Write out all of the data without omission, exactly as shown.

Data extracted from a collection:
--- BEGIN ---
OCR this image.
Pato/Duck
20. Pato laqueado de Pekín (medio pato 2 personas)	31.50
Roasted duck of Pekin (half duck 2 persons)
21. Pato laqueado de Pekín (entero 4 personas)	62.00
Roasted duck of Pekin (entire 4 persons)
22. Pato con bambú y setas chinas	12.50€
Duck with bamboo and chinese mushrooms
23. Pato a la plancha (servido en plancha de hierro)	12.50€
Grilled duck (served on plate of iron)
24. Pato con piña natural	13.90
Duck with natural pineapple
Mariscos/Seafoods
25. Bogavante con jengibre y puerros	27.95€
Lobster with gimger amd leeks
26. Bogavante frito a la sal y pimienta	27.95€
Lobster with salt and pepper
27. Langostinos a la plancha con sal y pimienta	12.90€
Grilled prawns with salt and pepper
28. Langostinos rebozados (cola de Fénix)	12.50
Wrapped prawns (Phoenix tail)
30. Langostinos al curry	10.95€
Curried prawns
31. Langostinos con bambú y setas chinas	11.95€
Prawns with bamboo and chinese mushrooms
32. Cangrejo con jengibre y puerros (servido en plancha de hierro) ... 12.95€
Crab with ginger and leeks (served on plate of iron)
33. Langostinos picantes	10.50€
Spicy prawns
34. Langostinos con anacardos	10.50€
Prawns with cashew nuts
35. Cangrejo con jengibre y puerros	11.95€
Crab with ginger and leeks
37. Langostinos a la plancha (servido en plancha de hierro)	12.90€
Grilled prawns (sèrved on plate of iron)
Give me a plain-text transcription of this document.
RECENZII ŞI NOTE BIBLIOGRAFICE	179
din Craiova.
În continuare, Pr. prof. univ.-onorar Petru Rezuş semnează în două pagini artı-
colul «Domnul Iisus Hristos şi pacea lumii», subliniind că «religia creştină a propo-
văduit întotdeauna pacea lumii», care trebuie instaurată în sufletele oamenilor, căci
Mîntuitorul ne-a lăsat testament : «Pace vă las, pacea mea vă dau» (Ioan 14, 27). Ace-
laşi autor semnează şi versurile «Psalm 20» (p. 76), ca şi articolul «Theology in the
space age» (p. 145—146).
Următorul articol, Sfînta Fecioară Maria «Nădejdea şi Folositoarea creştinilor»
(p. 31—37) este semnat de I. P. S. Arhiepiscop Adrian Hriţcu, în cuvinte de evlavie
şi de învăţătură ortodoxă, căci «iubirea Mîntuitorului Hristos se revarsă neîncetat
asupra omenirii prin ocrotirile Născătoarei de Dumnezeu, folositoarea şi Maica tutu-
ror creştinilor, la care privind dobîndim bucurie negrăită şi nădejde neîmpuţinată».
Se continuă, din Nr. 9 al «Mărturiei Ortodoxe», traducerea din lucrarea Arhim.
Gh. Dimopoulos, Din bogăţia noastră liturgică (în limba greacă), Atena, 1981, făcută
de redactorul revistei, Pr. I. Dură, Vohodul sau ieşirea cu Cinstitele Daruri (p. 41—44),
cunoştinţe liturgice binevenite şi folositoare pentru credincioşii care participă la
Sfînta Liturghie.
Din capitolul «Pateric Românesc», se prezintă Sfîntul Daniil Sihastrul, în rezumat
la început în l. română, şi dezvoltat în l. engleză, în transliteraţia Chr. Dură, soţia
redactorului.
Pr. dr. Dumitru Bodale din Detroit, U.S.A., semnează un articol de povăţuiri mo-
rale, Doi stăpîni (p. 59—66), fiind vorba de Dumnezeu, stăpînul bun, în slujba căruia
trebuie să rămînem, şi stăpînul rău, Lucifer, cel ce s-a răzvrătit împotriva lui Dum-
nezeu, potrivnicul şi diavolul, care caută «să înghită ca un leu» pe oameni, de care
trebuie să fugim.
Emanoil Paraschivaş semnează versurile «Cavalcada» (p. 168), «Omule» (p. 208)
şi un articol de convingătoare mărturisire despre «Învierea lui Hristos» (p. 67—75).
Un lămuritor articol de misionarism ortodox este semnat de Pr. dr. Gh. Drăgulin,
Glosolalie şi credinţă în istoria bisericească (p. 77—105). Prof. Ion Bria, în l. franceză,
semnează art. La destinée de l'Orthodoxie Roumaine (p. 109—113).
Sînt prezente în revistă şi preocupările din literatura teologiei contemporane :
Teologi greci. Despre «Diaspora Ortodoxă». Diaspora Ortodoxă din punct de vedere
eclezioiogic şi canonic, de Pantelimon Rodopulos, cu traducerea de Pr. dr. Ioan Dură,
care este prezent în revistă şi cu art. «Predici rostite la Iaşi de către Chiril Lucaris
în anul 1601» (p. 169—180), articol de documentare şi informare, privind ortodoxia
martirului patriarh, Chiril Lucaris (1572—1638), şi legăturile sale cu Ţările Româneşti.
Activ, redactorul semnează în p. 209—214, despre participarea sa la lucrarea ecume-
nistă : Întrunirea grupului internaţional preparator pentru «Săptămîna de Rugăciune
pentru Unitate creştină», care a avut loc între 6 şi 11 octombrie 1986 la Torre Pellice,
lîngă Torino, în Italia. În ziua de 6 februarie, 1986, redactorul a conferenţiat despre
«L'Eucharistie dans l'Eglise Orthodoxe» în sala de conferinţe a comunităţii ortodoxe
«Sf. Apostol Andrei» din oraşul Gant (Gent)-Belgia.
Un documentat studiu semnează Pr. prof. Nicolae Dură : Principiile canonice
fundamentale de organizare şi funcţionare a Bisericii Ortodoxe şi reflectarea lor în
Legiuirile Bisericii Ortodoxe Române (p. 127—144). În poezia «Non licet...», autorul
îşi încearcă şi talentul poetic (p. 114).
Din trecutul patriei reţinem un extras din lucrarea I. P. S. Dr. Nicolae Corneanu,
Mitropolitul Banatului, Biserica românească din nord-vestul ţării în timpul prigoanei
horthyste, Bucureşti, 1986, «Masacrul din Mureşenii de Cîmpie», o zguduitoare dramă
--- END ---
WRITTEN ANSWER:
OCR this image.
Pato/Duck
20. Pato laqueado de Pekín (medio pato 2 personas)	31.50
Roasted duck of Pekin (half duck 2 persons)
21. Pato laqueado de Pekín (entero 4 personas)	62.00
Roasted duck of Pekin (entire 4 persons)
22. Pato con bambú y setas chinas	12.50€
Duck with bamboo and chinese mushrooms
23. Pato a la plancha (servido en plancha de hierro)	12.50€
Grilled duck (served on plate of iron)
24. Pato con piña natural	13.90
Duck with natural pineapple
Mariscos/Seafoods
25. Bogavante con jengibre y puerros	27.95€
Lobster with gimger amd leeks
26. Bogavante frito a la sal y pimienta	27.95€
Lobster with salt and pepper
27. Langostinos a la plancha con sal y pimienta	12.90€
Grilled prawns with salt and pepper
28. Langostinos rebozados (cola de Fénix)	12.50
Wrapped prawns (Phoenix tail)
30. Langostinos al curry	10.95€
Curried prawns
31. Langostinos con bambú y setas chinas	11.95€
Prawns with bamboo and chinese mushrooms
32. Cangrejo con jengibre y puerros (servido en plancha de hierro) ... 12.95€
Crab with ginger and leeks (served on plate of iron)
33. Langostinos picantes	10.50€
Spicy prawns
34. Langostinos con anacardos	10.50€
Prawns with cashew nuts
35. Cangrejo con jengibre y puerros	11.95€
Crab with ginger and leeks
37. Langostinos a la plancha (servido en plancha de hierro)	12.90€
Grilled prawns (sèrved on plate of iron)
Give me a plain-text transcription of this document.
RECENZII ŞI NOTE BIBLIOGRAFICE	179
din Craiova.
În continuare, Pr. prof. univ.-onorar Petru Rezuş semnează în două pagini artı-
colul «Domnul Iisus Hristos şi pacea lumii», subliniind că «religia creştină a propo-
văduit întotdeauna pacea lumii», care trebuie instaurată în sufletele oamenilor, căci
Mîntuitorul ne-a lăsat testament : «Pace vă las, pacea mea vă dau» (Ioan 14, 27). Ace-
laşi autor semnează şi versurile «Psalm 20» (p. 76), ca şi articolul «Theology in the
space age» (p. 145—146).
Următorul articol, Sfînta Fecioară Maria «Nădejdea şi Folositoarea creştinilor»
(p. 31—37) este semnat de I. P. S. Arhiepiscop Adrian Hriţcu, în cuvinte de evlavie
şi de învăţătură ortodoxă, căci «iubirea Mîntuitorului Hristos se revarsă neîncetat
asupra omenirii prin ocrotirile Născătoarei de Dumnezeu, folositoarea şi Maica tutu-
ror creştinilor, la care privind dobîndim bucurie negrăită şi nădejde neîmpuţinată».
Se continuă, din Nr. 9 al «Mărturiei Ortodoxe», traducerea din lucrarea Arhim.
Gh. Dimopoulos, Din bogăţia noastră liturgică (în limba greacă), Atena, 1981, făcută
de redactorul revistei, Pr. I. Dură, Vohodul sau ieşirea cu Cinstitele Daruri (p. 41—44),
cunoştinţe liturgice binevenite şi folositoare pentru credincioşii care participă la
Sfînta Liturghie.
Din capitolul «Pateric Românesc», se prezintă Sfîntul Daniil Sihastrul, în rezumat
la început în l. română, şi dezvoltat în l. engleză, în transliteraţia Chr. Dură, soţia
redactorului.
Pr. dr. Dumitru Bodale din Detroit, U.S.A., semnează un articol de povăţuiri mo-
rale, Doi stăpîni (p. 59—66), fiind vorba de Dumnezeu, stăpînul bun, în slujba căruia
trebuie să rămînem, şi stăpînul rău, Lucifer, cel ce s-a răzvrătit împotriva lui Dum-
nezeu, potrivnicul şi diavolul, care caută «să înghită ca un leu» pe oameni, de care
trebuie să fugim.
Emanoil Paraschivaş semnează versurile «Cavalcada» (p. 168), «Omule» (p. 208)
şi un articol de convingătoare mărturisire despre «Învierea lui Hristos» (p. 67—75).
Un lămuritor articol de misionarism ortodox este semnat de Pr. dr. Gh. Drăgulin,
Glosolalie şi credinţă în istoria bisericească (p. 77—105). Prof. Ion Bria, în l. franceză,
semnează art. La destinée de l'Orthodoxie Roumaine (p. 109—113).
Sînt prezente în revistă şi preocupările din literatura teologiei contemporane :
Teologi greci. Despre «Diaspora Ortodoxă». Diaspora Ortodoxă din punct de vedere
eclezioiogic şi canonic, de Pantelimon Rodopulos, cu traducerea de Pr. dr. Ioan Dură,
care este prezent în revistă şi cu art. «Predici rostite la Iaşi de către Chiril Lucaris
în anul 1601» (p. 169—180), articol de documentare şi informare, privind ortodoxia
martirului patriarh, Chiril Lucaris (1572—1638), şi legăturile sale cu Ţările Româneşti.
Activ, redactorul semnează în p. 209—214, despre participarea sa la lucrarea ecume-
nistă : Întrunirea grupului internaţional preparator pentru «Săptămîna de Rugăciune
pentru Unitate creştină», care a avut loc între 6 şi 11 octombrie 1986 la Torre Pellice,
lîngă Torino, în Italia. În ziua de 6 februarie, 1986, redactorul a conferenţiat despre
«L'Eucharistie dans l'Eglise Orthodoxe» în sala de conferinţe a comunităţii ortodoxe
«Sf. Apostol Andrei» din oraşul Gant (Gent)-Belgia.
Un documentat studiu semnează Pr. prof. Nicolae Dură : Principiile canonice
fundamentale de organizare şi funcţionare a Bisericii Ortodoxe şi reflectarea lor în
Legiuirile Bisericii Ortodoxe Române (p. 127—144). În poezia «Non licet...», autorul
îşi încearcă şi talentul poetic (p. 114).
Din trecutul patriei reţinem un extras din lucrarea I. P. S. Dr. Nicolae Corneanu,
Mitropolitul Banatului, Biserica românească din nord-vestul ţării în timpul prigoanei
horthyste, Bucureşti, 1986, «Masacrul din Mureşenii de Cîmpie», o zguduitoare dramă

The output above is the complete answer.